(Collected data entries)
━━━━━━━━━━━━━━━━━━━━

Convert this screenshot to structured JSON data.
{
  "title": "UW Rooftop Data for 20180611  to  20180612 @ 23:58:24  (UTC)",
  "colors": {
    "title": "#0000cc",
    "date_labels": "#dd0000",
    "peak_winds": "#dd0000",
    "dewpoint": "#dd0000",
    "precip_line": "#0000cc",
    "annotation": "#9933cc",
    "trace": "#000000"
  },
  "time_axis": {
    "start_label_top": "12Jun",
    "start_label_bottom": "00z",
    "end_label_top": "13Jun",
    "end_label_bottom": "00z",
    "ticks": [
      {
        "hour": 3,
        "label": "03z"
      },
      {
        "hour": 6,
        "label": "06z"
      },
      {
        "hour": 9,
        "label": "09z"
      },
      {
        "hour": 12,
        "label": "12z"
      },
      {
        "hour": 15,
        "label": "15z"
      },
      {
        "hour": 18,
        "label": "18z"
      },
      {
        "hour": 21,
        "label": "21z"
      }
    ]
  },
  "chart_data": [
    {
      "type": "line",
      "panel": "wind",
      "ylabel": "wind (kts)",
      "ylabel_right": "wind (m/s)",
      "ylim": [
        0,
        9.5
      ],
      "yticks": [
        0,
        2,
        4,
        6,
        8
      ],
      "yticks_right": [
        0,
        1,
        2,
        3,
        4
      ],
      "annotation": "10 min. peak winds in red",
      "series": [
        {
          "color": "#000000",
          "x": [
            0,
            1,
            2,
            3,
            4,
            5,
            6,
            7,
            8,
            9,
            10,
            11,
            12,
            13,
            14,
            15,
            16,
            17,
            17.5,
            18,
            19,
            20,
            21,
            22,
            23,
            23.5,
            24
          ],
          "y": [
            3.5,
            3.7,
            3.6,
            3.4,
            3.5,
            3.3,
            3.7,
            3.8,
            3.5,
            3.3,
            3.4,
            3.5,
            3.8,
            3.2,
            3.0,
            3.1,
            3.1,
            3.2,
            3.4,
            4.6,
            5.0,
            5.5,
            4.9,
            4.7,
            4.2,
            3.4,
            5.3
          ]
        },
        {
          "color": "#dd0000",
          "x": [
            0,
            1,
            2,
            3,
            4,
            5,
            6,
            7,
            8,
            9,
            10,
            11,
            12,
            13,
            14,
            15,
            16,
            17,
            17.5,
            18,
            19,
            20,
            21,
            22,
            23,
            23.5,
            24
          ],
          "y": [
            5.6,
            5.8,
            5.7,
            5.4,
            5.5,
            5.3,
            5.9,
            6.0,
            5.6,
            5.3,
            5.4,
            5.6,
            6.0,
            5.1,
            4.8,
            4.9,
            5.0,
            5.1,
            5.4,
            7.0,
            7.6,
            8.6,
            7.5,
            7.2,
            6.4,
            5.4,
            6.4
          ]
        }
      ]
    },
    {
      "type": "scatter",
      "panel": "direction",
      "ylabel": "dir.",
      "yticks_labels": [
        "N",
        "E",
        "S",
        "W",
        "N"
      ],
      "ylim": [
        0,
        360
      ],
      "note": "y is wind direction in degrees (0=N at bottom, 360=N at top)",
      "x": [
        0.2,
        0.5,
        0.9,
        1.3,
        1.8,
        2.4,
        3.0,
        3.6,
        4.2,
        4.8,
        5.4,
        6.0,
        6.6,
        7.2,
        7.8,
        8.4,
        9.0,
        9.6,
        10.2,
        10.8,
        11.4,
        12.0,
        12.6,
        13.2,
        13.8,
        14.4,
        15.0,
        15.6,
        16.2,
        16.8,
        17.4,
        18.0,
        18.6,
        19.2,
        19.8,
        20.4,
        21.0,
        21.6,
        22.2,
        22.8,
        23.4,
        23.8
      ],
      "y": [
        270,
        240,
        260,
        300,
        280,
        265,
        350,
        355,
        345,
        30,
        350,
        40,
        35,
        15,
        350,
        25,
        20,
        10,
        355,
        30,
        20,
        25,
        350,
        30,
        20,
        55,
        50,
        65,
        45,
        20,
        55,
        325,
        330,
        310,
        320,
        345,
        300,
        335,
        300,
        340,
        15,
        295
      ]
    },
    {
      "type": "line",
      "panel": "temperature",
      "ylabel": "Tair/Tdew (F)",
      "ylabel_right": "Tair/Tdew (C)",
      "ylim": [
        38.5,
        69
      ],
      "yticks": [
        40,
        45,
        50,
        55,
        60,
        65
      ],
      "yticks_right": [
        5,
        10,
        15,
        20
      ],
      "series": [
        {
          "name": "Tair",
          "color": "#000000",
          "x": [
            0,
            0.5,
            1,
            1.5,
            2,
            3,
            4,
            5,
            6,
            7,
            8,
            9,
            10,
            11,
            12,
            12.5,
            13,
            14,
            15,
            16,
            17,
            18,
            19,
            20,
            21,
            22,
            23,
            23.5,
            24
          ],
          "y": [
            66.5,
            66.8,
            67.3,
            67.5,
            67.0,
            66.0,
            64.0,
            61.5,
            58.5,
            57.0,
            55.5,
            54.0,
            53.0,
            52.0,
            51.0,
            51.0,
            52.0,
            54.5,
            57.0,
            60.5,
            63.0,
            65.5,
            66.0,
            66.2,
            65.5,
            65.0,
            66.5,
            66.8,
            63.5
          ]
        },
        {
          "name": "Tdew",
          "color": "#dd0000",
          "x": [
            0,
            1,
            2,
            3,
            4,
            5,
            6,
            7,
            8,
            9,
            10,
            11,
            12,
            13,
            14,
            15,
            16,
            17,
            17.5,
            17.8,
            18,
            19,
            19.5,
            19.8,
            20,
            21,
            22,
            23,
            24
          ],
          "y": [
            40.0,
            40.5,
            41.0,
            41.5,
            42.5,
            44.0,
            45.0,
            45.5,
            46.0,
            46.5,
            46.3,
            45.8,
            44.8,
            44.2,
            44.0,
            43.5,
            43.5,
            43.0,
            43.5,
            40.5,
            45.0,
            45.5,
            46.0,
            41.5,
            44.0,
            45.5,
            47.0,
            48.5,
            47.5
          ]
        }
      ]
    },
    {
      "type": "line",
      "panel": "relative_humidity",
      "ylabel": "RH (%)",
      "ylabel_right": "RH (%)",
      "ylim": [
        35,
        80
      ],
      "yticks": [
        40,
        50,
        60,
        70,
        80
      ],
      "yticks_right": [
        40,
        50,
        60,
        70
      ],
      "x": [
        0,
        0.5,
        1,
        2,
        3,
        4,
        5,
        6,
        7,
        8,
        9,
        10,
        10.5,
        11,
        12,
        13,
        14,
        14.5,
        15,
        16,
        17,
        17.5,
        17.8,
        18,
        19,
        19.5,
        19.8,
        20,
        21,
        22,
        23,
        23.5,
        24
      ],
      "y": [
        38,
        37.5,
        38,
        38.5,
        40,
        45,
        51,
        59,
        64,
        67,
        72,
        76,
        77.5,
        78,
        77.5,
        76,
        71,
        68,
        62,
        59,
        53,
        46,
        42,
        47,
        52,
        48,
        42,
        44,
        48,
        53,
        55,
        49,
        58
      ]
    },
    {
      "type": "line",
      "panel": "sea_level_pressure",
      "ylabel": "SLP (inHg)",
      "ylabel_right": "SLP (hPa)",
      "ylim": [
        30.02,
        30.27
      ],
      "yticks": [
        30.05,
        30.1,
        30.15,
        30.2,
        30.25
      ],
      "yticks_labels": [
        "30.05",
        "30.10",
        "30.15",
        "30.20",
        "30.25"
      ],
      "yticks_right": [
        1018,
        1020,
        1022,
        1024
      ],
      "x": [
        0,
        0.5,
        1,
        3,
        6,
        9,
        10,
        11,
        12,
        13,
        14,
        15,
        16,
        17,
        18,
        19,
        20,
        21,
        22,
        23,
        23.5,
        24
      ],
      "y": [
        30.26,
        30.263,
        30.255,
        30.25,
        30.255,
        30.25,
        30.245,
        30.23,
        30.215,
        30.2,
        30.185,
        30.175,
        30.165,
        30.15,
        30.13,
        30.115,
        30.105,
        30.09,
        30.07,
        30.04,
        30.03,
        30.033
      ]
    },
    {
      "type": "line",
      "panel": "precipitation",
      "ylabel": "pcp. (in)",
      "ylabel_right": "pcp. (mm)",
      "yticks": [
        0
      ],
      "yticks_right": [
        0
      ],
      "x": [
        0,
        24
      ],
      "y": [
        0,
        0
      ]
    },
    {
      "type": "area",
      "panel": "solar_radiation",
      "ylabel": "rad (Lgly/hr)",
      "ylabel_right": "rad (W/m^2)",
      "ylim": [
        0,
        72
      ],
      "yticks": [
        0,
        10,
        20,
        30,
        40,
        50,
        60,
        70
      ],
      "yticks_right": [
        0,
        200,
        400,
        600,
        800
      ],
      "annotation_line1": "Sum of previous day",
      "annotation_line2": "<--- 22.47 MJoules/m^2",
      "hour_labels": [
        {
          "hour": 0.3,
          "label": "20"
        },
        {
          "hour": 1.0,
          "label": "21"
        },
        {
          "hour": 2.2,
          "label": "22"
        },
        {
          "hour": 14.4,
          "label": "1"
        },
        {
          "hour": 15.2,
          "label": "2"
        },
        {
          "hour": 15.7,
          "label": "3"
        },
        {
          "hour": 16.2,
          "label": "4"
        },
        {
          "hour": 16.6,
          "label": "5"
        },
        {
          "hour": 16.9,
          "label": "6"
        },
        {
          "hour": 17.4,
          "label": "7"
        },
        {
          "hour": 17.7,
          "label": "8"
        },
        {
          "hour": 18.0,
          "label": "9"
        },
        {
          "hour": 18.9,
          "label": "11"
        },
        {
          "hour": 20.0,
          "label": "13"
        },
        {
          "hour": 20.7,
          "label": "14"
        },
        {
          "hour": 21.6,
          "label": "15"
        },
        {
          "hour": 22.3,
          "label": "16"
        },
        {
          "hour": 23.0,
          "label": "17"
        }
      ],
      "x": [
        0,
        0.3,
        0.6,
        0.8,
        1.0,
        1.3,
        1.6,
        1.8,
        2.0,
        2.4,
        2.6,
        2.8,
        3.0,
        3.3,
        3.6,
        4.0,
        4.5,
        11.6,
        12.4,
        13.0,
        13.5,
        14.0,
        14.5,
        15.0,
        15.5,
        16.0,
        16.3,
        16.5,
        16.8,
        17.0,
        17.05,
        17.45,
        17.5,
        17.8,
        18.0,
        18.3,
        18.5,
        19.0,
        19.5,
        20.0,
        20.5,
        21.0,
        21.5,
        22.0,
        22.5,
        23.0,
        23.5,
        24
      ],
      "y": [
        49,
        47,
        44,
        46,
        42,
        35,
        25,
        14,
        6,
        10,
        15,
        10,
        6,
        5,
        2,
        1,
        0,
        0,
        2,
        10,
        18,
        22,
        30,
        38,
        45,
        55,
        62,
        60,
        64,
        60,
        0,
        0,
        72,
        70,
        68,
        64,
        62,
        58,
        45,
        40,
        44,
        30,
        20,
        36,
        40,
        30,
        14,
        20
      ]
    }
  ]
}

━━━━━━━━━━━━━━━━━━━━

## [EXERCISE GOAL]
Pull out every line holding "Tdew" from the records above, and copy it.

## [REPLY]
      "ylabel": "Tair/Tdew (F)",
      "ylabel_right": "Tair/Tdew (C)",
          "name": "Tdew",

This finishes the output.